_Problem to solve:_
Return all lines that include the string "Deus".

-- Start of Information shown --

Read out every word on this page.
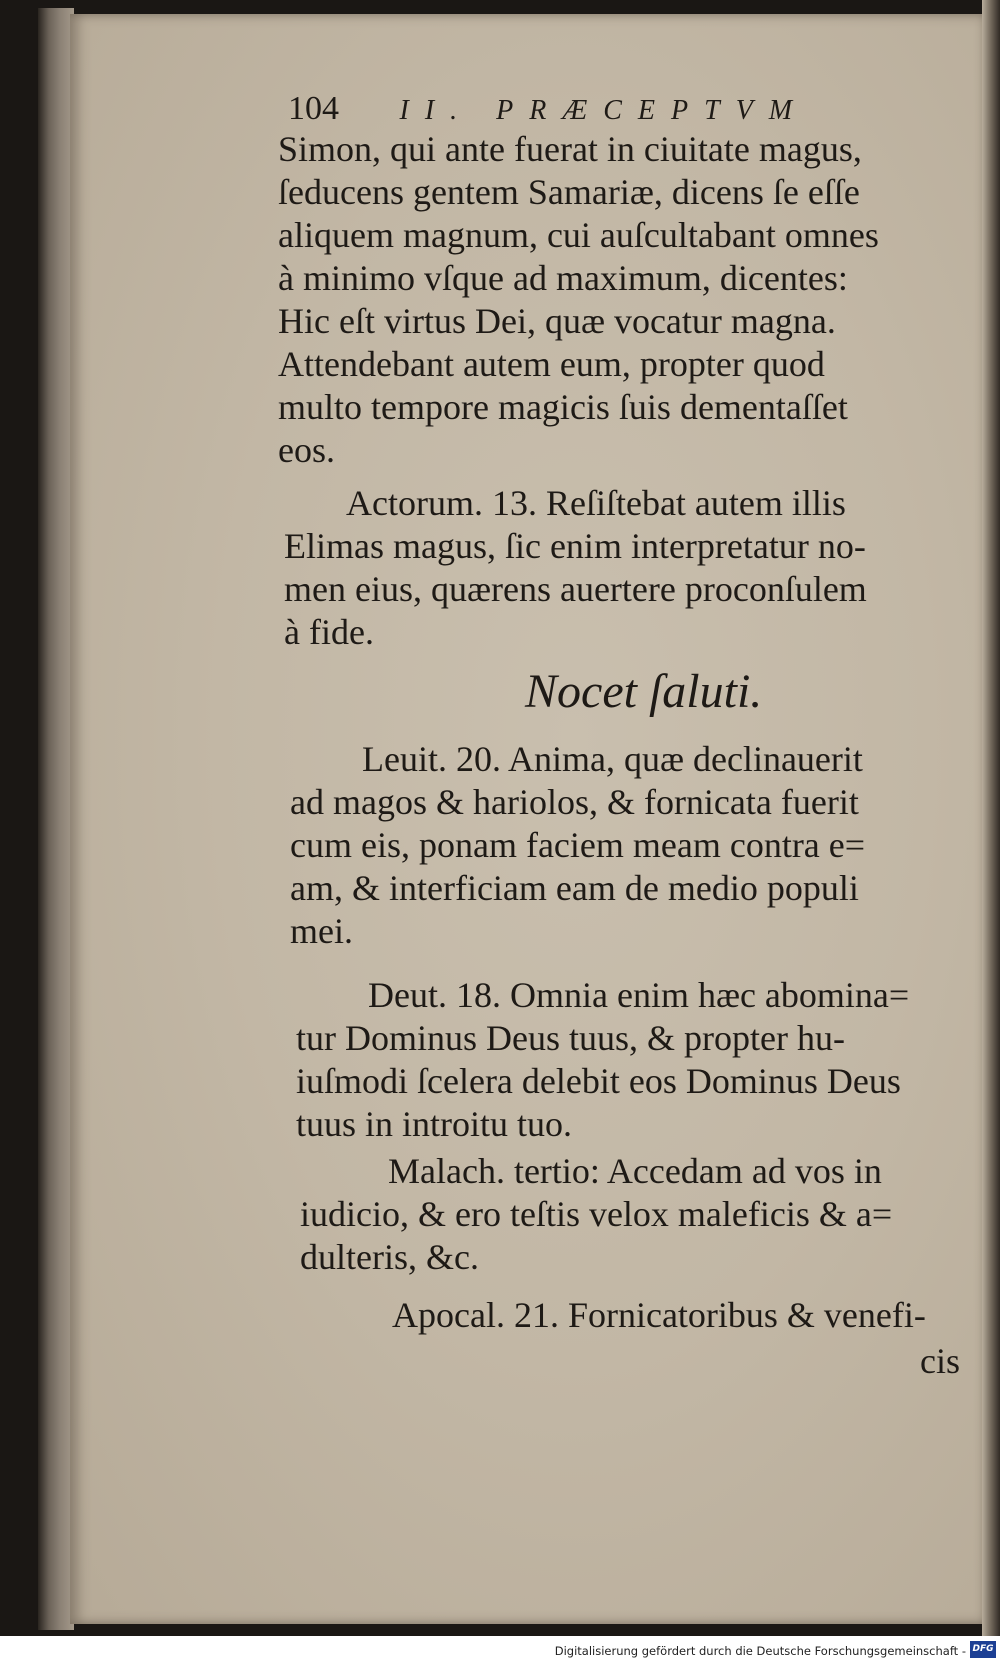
104 II. PRÆCEPTVM
Simon, qui ante fuerat in ciuitate magus,
ſeducens gentem Samariæ, dicens ſe eſſe
aliquem magnum, cui auſcultabant omnes
à minimo vſque ad maximum, dicentes:
Hic eſt virtus Dei, quæ vocatur magna.
Attendebant autem eum, propter quod
multo tempore magicis ſuis dementaſſet
eos.
Actorum. 13. Reſiſtebat autem illis
Elimas magus, ſic enim interpretatur no-
men eius, quærens auertere proconſulem
à fide.
Nocet ſaluti.
Leuit. 20. Anima, quæ declinauerit
ad magos & hariolos, & fornicata fuerit
cum eis, ponam faciem meam contra e=
am, & interficiam eam de medio populi
mei.
Deut. 18. Omnia enim hæc abomina=
tur Dominus Deus tuus, & propter hu-
iuſmodi ſcelera delebit eos Dominus Deus
tuus in introitu tuo.
Malach. tertio: Accedam ad vos in
iudicio, & ero teſtis velox maleficis & a=
dulteris, &c.
Apocal. 21. Fornicatoribus & venefi-
cis
Digitalisierung gefördert durch die Deutsche Forschungsgemeinschaft - DFG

-- End of Information shown --

_The output:_
tur Dominus Deus tuus, & propter hu-
iuſmodi ſcelera delebit eos Dominus Deus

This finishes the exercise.